## Task data:
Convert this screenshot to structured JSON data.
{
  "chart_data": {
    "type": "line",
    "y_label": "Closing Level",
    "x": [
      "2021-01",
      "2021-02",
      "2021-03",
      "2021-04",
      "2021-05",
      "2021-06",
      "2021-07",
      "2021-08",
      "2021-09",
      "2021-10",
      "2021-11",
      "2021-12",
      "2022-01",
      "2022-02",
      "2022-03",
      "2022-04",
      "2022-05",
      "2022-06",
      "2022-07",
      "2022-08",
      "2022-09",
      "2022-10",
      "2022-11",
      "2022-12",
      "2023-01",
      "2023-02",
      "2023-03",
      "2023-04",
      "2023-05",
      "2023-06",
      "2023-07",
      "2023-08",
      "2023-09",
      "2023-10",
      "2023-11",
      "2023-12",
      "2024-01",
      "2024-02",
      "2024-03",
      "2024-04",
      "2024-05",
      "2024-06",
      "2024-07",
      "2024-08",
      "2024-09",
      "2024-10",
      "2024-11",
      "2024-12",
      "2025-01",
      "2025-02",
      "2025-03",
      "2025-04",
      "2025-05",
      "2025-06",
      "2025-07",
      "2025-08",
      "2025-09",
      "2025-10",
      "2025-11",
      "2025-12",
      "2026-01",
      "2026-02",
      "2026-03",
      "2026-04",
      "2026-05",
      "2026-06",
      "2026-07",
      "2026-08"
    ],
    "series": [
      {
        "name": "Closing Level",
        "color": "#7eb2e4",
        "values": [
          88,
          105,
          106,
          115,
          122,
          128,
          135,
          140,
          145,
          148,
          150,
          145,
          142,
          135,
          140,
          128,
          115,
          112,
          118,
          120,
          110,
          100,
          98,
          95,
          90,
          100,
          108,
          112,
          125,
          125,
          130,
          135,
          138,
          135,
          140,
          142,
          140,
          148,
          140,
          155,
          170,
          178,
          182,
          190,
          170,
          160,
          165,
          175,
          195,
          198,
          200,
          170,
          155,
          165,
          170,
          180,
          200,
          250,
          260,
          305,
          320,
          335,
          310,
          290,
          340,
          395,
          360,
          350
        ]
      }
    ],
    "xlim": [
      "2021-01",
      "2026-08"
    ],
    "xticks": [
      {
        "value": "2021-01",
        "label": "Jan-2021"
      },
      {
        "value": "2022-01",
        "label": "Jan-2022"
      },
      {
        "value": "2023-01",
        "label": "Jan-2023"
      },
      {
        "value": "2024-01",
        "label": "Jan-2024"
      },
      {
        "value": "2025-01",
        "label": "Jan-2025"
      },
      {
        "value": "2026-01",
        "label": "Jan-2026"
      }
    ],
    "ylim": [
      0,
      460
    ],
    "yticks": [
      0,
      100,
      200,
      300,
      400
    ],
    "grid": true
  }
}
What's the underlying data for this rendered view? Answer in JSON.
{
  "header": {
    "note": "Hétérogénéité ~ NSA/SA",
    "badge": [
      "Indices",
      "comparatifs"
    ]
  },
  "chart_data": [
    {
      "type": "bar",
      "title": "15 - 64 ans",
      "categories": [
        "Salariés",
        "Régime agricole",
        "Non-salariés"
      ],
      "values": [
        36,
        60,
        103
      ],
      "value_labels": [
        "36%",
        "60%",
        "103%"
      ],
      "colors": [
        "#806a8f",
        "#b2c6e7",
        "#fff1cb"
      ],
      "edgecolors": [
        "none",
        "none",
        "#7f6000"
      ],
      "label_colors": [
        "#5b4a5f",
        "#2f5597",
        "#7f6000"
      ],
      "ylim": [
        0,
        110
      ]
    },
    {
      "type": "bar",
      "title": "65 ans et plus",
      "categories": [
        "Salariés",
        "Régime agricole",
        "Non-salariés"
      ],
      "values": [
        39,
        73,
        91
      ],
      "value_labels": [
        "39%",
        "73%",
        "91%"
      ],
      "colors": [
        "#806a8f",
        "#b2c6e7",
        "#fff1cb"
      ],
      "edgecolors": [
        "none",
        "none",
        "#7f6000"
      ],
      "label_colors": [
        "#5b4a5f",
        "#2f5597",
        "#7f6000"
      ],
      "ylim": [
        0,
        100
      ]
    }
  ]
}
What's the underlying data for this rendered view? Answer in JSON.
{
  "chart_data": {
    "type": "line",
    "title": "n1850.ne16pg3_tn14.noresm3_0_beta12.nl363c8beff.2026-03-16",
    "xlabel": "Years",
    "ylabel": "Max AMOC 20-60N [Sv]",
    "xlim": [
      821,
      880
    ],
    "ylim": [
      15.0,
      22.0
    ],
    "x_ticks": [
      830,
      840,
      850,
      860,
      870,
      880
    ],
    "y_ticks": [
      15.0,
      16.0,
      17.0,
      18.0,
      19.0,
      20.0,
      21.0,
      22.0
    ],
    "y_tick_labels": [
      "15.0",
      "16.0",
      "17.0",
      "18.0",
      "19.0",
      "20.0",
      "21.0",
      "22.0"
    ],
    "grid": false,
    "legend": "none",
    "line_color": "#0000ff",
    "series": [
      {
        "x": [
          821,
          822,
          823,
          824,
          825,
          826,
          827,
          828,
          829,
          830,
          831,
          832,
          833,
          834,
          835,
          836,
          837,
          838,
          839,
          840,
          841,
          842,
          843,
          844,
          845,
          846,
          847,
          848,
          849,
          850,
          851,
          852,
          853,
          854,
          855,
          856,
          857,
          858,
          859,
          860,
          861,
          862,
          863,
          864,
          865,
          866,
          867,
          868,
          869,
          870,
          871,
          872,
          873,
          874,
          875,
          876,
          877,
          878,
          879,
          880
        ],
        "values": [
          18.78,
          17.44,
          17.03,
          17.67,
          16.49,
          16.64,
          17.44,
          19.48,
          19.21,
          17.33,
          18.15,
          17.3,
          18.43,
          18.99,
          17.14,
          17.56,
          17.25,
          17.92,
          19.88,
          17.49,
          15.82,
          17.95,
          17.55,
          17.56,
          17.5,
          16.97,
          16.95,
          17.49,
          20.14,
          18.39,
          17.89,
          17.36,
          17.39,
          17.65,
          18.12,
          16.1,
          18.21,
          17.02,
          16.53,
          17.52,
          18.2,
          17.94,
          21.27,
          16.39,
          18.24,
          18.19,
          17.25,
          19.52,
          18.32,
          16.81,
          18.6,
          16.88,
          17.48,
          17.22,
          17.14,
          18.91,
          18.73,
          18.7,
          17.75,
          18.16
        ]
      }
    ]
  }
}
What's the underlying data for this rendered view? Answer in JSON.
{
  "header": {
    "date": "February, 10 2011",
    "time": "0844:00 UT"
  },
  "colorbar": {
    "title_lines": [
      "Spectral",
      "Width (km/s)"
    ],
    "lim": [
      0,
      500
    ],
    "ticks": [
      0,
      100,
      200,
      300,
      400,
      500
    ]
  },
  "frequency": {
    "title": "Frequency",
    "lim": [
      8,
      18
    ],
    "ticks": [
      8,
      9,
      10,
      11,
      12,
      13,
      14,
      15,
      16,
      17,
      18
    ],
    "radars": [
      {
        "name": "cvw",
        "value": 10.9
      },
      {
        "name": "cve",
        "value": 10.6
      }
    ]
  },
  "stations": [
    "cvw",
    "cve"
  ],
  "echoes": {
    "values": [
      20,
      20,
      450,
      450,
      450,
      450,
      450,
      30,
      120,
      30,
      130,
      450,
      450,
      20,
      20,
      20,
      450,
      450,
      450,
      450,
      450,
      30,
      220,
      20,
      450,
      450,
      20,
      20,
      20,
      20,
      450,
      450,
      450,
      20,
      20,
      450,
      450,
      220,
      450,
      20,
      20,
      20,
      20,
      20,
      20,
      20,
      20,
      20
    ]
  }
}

## What you should do:
Restate every line of the data word for word.

## Reply to the task:
Convert this screenshot to structured JSON data.
{
  "chart_data": {
    "type": "line",
    "y_label": "Closing Level",
    "x": [
      "2021-01",
      "2021-02",
      "2021-03",
      "2021-04",
      "2021-05",
      "2021-06",
      "2021-07",
      "2021-08",
      "2021-09",
      "2021-10",
      "2021-11",
      "2021-12",
      "2022-01",
      "2022-02",
      "2022-03",
      "2022-04",
      "2022-05",
      "2022-06",
      "2022-07",
      "2022-08",
      "2022-09",
      "2022-10",
      "2022-11",
      "2022-12",
      "2023-01",
      "2023-02",
      "2023-03",
      "2023-04",
      "2023-05",
      "2023-06",
      "2023-07",
      "2023-08",
      "2023-09",
      "2023-10",
      "2023-11",
      "2023-12",
      "2024-01",
      "2024-02",
      "2024-03",
      "2024-04",
      "2024-05",
      "2024-06",
      "2024-07",
      "2024-08",
      "2024-09",
      "2024-10",
      "2024-11",
      "2024-12",
      "2025-01",
      "2025-02",
      "2025-03",
      "2025-04",
      "2025-05",
      "2025-06",
      "2025-07",
      "2025-08",
      "2025-09",
      "2025-10",
      "2025-11",
      "2025-12",
      "2026-01",
      "2026-02",
      "2026-03",
      "2026-04",
      "2026-05",
      "2026-06",
      "2026-07",
      "2026-08"
    ],
    "series": [
      {
        "name": "Closing Level",
        "color": "#7eb2e4",
        "values": [
          88,
          105,
          106,
          115,
          122,
          128,
          135,
          140,
          145,
          148,
          150,
          145,
          142,
          135,
          140,
          128,
          115,
          112,
          118,
          120,
          110,
          100,
          98,
          95,
          90,
          100,
          108,
          112,
          125,
          125,
          130,
          135,
          138,
          135,
          140,
          142,
          140,
          148,
          140,
          155,
          170,
          178,
          182,
          190,
          170,
          160,
          165,
          175,
          195,
          198,
          200,
          170,
          155,
          165,
          170,
          180,
          200,
          250,
          260,
          305,
          320,
          335,
          310,
          290,
          340,
          395,
          360,
          350
        ]
      }
    ],
    "xlim": [
      "2021-01",
      "2026-08"
    ],
    "xticks": [
      {
        "value": "2021-01",
        "label": "Jan-2021"
      },
      {
        "value": "2022-01",
        "label": "Jan-2022"
      },
      {
        "value": "2023-01",
        "label": "Jan-2023"
      },
      {
        "value": "2024-01",
        "label": "Jan-2024"
      },
      {
        "value": "2025-01",
        "label": "Jan-2025"
      },
      {
        "value": "2026-01",
        "label": "Jan-2026"
      }
    ],
    "ylim": [
      0,
      460
    ],
    "yticks": [
      0,
      100,
      200,
      300,
      400
    ],
    "grid": true
  }
}
What's the underlying data for this rendered view? Answer in JSON.
{
  "header": {
    "note": "Hétérogénéité ~ NSA/SA",
    "badge": [
      "Indices",
      "comparatifs"
    ]
  },
  "chart_data": [
    {
      "type": "bar",
      "title": "15 - 64 ans",
      "categories": [
        "Salariés",
        "Régime agricole",
        "Non-salariés"
      ],
      "values": [
        36,
        60,
        103
      ],
      "value_labels": [
        "36%",
        "60%",
        "103%"
      ],
      "colors": [
        "#806a8f",
        "#b2c6e7",
        "#fff1cb"
      ],
      "edgecolors": [
        "none",
        "none",
        "#7f6000"
      ],
      "label_colors": [
        "#5b4a5f",
        "#2f5597",
        "#7f6000"
      ],
      "ylim": [
        0,
        110
      ]
    },
    {
      "type": "bar",
      "title": "65 ans et plus",
      "categories": [
        "Salariés",
        "Régime agricole",
        "Non-salariés"
      ],
      "values": [
        39,
        73,
        91
      ],
      "value_labels": [
        "39%",
        "73%",
        "91%"
      ],
      "colors": [
        "#806a8f",
        "#b2c6e7",
        "#fff1cb"
      ],
      "edgecolors": [
        "none",
        "none",
        "#7f6000"
      ],
      "label_colors": [
        "#5b4a5f",
        "#2f5597",
        "#7f6000"
      ],
      "ylim": [
        0,
        100
      ]
    }
  ]
}
What's the underlying data for this rendered view? Answer in JSON.
{
  "chart_data": {
    "type": "line",
    "title": "n1850.ne16pg3_tn14.noresm3_0_beta12.nl363c8beff.2026-03-16",
    "xlabel": "Years",
    "ylabel": "Max AMOC 20-60N [Sv]",
    "xlim": [
      821,
      880
    ],
    "ylim": [
      15.0,
      22.0
    ],
    "x_ticks": [
      830,
      840,
      850,
      860,
      870,
      880
    ],
    "y_ticks": [
      15.0,
      16.0,
      17.0,
      18.0,
      19.0,
      20.0,
      21.0,
      22.0
    ],
    "y_tick_labels": [
      "15.0",
      "16.0",
      "17.0",
      "18.0",
      "19.0",
      "20.0",
      "21.0",
      "22.0"
    ],
    "grid": false,
    "legend": "none",
    "line_color": "#0000ff",
    "series": [
      {
        "x": [
          821,
          822,
          823,
          824,
          825,
          826,
          827,
          828,
          829,
          830,
          831,
          832,
          833,
          834,
          835,
          836,
          837,
          838,
          839,
          840,
          841,
          842,
          843,
          844,
          845,
          846,
          847,
          848,
          849,
          850,
          851,
          852,
          853,
          854,
          855,
          856,
          857,
          858,
          859,
          860,
          861,
          862,
          863,
          864,
          865,
          866,
          867,
          868,
          869,
          870,
          871,
          872,
          873,
          874,
          875,
          876,
          877,
          878,
          879,
          880
        ],
        "values": [
          18.78,
          17.44,
          17.03,
          17.67,
          16.49,
          16.64,
          17.44,
          19.48,
          19.21,
          17.33,
          18.15,
          17.3,
          18.43,
          18.99,
          17.14,
          17.56,
          17.25,
          17.92,
          19.88,
          17.49,
          15.82,
          17.95,
          17.55,
          17.56,
          17.5,
          16.97,
          16.95,
          17.49,
          20.14,
          18.39,
          17.89,
          17.36,
          17.39,
          17.65,
          18.12,
          16.1,
          18.21,
          17.02,
          16.53,
          17.52,
          18.2,
          17.94,
          21.27,
          16.39,
          18.24,
          18.19,
          17.25,
          19.52,
          18.32,
          16.81,
          18.6,
          16.88,
          17.48,
          17.22,
          17.14,
          18.91,
          18.73,
          18.7,
          17.75,
          18.16
        ]
      }
    ]
  }
}
What's the underlying data for this rendered view? Answer in JSON.
{
  "header": {
    "date": "February, 10 2011",
    "time": "0844:00 UT"
  },
  "colorbar": {
    "title_lines": [
      "Spectral",
      "Width (km/s)"
    ],
    "lim": [
      0,
      500
    ],
    "ticks": [
      0,
      100,
      200,
      300,
      400,
      500
    ]
  },
  "frequency": {
    "title": "Frequency",
    "lim": [
      8,
      18
    ],
    "ticks": [
      8,
      9,
      10,
      11,
      12,
      13,
      14,
      15,
      16,
      17,
      18
    ],
    "radars": [
      {
        "name": "cvw",
        "value": 10.9
      },
      {
        "name": "cve",
        "value": 10.6
      }
    ]
  },
  "stations": [
    "cvw",
    "cve"
  ],
  "echoes": {
    "values": [
      20,
      20,
      450,
      450,
      450,
      450,
      450,
      30,
      120,
      30,
      130,
      450,
      450,
      20,
      20,
      20,
      450,
      450,
      450,
      450,
      450,
      30,
      220,
      20,
      450,
      450,
      20,
      20,
      20,
      20,
      450,
      450,
      450,
      20,
      20,
      450,
      450,
      220,
      450,
      20,
      20,
      20,
      20,
      20,
      20,
      20,
      20,
      20
    ]
  }
}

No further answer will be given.